- Problem details:
Search the material for the word "Dados" and report each line where it turns up.

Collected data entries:

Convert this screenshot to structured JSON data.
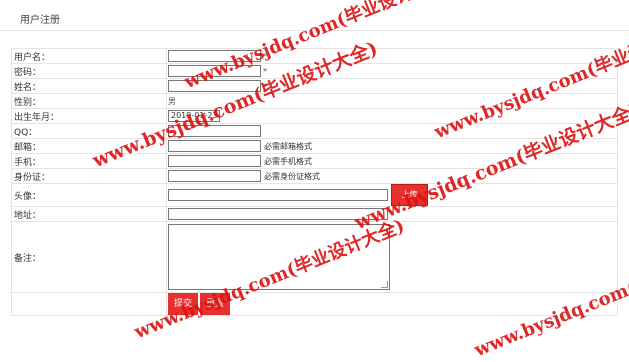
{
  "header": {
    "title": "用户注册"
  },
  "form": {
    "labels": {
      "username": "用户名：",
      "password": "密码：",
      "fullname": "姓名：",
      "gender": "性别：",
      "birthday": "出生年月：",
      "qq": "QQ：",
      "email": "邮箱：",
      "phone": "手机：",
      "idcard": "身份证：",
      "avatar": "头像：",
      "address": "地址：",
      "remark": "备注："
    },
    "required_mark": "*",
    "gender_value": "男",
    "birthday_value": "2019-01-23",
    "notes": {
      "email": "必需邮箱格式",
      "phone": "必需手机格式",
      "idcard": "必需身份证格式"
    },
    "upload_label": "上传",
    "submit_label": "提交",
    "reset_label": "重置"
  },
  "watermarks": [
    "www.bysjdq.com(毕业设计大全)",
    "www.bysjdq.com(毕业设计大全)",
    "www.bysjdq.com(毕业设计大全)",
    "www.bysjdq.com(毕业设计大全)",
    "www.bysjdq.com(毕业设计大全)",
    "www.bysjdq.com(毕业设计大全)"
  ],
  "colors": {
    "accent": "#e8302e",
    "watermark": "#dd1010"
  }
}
--
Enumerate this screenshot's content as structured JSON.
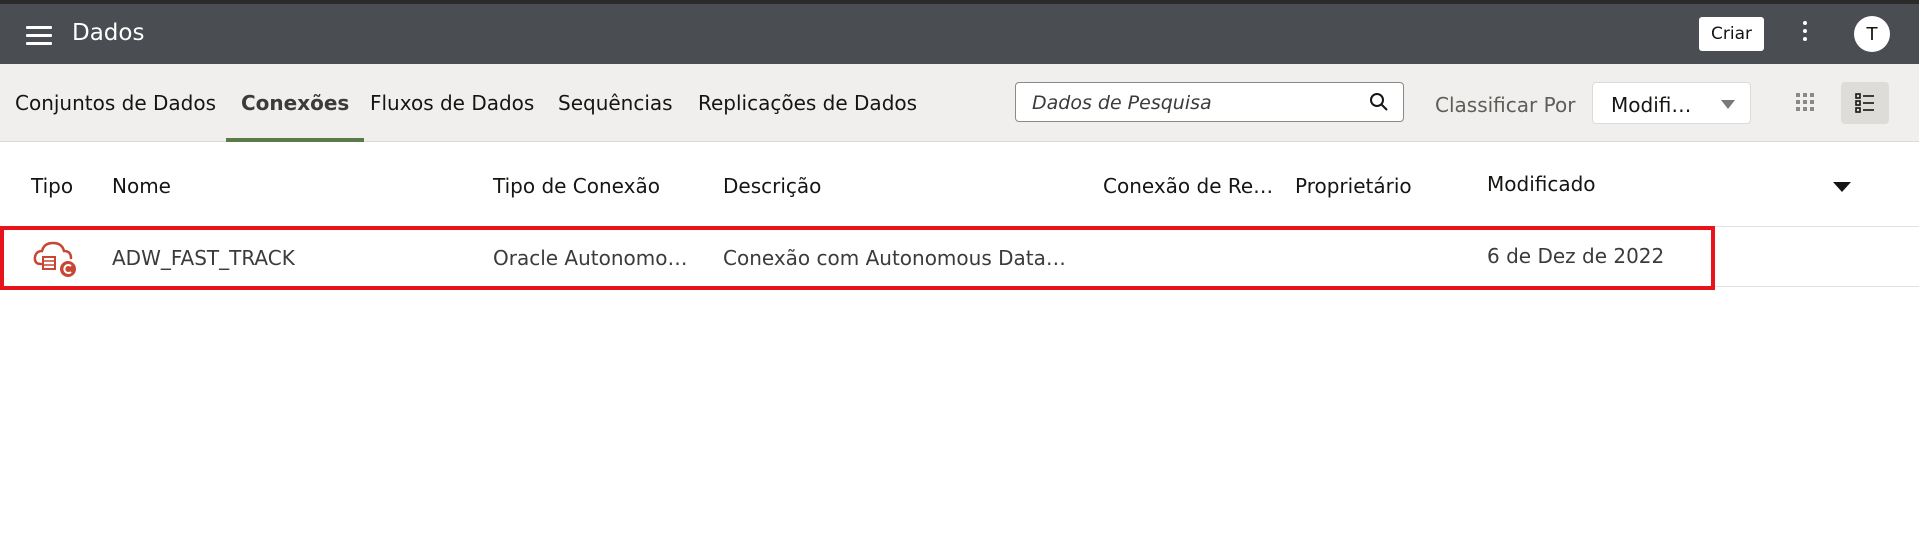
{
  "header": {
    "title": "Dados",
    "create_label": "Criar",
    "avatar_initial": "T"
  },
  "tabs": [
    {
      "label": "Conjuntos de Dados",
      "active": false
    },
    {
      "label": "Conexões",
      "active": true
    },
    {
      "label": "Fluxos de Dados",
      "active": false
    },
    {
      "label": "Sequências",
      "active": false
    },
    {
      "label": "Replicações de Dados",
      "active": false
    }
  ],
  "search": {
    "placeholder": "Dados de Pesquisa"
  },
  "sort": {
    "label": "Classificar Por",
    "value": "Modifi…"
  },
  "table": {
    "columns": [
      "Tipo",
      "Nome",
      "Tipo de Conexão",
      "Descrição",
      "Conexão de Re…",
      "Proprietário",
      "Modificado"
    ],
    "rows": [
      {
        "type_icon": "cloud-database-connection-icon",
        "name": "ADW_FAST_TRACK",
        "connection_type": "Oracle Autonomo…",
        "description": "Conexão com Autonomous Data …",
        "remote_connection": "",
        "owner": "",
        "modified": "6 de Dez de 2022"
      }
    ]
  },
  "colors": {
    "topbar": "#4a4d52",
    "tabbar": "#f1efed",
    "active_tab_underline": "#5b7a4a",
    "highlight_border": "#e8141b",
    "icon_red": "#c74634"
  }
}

- Task answer:
    "title": "Dados",
      "label": "Conjuntos de Dados",
      "label": "Fluxos de Dados",
      "label": "Replicações de Dados",
    "placeholder": "Dados de Pesquisa"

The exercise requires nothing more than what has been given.